=== Information provided ===
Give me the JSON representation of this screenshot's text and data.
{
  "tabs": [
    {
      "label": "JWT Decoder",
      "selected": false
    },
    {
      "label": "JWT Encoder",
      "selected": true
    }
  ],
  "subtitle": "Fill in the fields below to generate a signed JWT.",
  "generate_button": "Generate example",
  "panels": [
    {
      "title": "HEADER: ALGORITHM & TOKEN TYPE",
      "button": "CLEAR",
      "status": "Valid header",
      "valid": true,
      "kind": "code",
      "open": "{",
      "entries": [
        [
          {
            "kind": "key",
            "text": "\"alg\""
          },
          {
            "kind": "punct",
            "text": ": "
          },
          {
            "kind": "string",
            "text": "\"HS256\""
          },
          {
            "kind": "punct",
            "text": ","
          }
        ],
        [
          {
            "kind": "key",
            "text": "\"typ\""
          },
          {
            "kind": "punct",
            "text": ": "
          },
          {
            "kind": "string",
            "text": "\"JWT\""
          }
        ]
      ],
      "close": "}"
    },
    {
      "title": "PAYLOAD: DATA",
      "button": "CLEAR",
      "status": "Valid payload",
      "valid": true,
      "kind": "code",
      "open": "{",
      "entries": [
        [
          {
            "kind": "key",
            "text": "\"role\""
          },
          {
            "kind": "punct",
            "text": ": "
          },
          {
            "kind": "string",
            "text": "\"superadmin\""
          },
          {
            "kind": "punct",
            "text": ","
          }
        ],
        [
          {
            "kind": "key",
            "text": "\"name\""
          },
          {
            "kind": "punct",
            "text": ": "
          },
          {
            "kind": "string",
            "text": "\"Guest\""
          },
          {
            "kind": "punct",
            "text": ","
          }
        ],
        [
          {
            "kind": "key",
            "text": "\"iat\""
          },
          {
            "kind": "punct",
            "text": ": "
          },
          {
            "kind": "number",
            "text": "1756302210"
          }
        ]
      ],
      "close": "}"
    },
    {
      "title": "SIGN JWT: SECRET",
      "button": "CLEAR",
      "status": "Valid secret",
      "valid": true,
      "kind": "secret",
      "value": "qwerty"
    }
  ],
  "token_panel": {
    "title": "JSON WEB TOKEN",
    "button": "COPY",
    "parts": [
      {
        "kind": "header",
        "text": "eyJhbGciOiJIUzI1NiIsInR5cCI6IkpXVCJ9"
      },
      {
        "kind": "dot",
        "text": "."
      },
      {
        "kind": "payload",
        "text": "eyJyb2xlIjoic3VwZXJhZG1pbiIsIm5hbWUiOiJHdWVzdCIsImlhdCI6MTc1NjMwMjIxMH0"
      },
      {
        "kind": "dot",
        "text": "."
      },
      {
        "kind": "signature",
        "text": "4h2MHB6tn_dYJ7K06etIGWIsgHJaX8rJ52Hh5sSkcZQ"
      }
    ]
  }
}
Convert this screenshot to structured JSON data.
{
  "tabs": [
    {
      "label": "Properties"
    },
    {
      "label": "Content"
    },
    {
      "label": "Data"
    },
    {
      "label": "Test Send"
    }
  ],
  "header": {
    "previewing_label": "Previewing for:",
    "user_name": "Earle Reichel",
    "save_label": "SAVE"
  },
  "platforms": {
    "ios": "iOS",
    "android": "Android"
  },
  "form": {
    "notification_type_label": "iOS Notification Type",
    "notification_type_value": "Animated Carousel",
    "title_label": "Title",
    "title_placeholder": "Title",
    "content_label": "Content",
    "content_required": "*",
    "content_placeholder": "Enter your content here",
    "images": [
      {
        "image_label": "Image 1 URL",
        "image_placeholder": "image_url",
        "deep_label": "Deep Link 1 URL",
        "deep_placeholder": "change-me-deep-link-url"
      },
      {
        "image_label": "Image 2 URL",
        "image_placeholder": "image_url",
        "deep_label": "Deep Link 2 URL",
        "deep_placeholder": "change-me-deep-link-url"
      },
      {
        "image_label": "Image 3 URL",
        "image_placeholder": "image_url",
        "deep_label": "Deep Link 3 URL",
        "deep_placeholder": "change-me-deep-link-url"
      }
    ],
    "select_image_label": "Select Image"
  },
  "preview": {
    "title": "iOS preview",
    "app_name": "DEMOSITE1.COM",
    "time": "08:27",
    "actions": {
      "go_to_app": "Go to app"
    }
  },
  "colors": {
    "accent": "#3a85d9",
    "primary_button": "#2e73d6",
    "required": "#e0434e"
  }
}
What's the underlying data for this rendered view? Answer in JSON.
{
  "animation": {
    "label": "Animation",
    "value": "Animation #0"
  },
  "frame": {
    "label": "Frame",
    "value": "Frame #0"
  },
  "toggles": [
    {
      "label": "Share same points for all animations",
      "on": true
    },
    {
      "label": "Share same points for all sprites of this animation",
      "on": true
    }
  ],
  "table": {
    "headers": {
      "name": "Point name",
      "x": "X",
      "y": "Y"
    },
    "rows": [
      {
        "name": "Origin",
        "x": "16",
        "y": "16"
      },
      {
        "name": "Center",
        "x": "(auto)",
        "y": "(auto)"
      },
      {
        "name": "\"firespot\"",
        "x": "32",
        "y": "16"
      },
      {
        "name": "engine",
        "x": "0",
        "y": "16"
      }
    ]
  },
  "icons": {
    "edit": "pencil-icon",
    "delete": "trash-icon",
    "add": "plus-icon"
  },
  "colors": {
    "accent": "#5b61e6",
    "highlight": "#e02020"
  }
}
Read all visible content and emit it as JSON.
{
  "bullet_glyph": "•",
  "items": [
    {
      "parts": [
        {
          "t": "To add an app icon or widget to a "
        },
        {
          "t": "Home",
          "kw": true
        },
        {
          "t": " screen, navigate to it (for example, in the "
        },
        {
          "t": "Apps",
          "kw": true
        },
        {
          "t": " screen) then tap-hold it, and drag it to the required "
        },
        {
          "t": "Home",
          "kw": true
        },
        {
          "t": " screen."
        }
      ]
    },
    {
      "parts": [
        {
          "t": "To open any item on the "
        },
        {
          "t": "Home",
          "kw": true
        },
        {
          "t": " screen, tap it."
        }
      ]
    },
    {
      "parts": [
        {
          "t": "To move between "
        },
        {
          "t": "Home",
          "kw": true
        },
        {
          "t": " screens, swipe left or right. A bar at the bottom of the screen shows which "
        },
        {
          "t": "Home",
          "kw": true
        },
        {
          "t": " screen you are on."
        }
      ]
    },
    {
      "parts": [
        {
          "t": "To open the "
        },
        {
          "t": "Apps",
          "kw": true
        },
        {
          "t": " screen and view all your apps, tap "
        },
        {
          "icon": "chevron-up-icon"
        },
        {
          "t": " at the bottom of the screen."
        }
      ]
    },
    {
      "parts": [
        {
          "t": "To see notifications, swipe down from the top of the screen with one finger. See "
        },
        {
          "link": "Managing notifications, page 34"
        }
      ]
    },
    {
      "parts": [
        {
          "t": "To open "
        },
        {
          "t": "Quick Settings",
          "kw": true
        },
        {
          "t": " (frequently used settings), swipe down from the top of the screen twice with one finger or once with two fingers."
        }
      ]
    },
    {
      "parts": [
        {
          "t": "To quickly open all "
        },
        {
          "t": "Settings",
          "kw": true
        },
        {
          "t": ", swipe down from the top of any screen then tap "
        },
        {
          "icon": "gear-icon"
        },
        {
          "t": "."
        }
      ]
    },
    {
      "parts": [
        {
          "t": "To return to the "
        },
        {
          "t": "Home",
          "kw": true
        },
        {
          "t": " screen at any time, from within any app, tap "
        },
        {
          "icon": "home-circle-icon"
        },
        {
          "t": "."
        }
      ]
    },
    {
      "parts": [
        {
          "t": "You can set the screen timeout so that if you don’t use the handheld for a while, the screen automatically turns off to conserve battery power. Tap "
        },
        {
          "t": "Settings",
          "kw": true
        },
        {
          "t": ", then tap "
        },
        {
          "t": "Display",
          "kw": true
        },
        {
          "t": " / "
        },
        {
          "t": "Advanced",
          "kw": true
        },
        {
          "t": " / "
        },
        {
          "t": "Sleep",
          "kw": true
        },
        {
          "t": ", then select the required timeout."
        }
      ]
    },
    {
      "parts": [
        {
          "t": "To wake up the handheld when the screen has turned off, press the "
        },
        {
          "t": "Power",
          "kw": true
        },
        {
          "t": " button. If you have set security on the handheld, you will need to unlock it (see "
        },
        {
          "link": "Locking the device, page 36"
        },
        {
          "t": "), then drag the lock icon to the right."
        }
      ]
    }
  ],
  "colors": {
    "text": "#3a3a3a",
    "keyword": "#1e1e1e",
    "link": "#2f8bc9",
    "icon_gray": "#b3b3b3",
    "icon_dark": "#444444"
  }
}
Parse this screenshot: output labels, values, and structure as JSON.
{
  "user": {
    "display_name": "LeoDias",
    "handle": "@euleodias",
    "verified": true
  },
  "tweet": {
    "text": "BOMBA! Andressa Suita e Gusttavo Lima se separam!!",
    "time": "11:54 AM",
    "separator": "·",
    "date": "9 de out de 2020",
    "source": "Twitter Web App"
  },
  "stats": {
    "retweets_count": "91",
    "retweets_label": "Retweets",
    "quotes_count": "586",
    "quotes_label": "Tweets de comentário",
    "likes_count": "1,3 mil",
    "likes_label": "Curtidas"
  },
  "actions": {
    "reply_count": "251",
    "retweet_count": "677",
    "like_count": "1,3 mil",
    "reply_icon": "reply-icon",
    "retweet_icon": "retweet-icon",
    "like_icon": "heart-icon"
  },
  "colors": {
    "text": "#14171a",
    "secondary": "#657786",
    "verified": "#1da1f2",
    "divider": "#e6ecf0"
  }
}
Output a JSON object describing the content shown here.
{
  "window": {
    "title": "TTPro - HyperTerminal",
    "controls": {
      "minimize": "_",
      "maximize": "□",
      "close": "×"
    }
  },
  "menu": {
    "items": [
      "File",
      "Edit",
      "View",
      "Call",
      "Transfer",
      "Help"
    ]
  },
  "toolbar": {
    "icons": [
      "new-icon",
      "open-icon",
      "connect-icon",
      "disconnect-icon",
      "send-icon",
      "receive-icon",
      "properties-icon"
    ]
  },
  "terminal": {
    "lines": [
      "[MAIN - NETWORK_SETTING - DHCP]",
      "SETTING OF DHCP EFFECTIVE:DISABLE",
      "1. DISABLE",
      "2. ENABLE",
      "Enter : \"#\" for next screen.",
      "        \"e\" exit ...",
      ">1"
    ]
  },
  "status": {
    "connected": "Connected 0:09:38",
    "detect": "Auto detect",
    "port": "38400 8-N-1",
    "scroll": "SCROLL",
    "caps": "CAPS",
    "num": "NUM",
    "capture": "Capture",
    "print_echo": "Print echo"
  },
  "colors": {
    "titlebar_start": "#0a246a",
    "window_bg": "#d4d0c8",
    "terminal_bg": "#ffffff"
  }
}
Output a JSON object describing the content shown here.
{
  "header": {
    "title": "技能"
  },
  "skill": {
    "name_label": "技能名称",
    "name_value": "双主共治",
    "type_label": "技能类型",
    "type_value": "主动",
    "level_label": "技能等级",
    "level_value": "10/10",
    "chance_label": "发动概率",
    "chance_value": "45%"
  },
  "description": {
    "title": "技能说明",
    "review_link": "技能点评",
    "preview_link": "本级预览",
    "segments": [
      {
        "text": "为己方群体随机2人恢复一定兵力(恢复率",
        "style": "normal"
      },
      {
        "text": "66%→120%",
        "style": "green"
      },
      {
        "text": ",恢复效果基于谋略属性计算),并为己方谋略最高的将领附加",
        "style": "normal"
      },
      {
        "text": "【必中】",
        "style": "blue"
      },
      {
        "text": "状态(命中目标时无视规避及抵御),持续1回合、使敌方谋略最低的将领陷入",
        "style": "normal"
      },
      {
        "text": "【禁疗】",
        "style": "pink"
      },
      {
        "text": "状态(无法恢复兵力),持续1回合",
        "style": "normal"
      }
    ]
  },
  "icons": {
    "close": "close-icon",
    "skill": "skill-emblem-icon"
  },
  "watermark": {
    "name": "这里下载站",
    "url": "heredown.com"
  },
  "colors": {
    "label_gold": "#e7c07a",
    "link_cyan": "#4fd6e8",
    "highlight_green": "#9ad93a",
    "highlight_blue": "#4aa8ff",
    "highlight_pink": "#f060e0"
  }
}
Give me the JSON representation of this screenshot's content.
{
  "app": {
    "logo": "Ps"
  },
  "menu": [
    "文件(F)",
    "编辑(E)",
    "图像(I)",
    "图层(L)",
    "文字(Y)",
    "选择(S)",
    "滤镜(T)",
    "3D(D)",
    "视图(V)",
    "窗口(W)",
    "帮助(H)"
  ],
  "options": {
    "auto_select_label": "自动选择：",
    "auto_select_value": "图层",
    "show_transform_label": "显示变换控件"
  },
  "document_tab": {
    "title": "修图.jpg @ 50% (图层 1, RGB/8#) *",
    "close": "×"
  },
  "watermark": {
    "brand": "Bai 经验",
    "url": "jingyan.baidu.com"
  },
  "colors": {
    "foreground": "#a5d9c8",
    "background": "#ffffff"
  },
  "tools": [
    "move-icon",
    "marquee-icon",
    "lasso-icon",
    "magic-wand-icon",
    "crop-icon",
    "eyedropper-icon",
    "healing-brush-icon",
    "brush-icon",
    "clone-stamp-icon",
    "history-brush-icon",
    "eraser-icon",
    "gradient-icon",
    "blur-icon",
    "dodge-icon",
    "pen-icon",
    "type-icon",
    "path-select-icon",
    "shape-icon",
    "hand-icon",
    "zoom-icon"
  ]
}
===
- Set task
Where a line in the material contains "same", copy that line.

- Final answer
      "label": "Share same points for all animations",
      "label": "Share same points for all sprites of this animation",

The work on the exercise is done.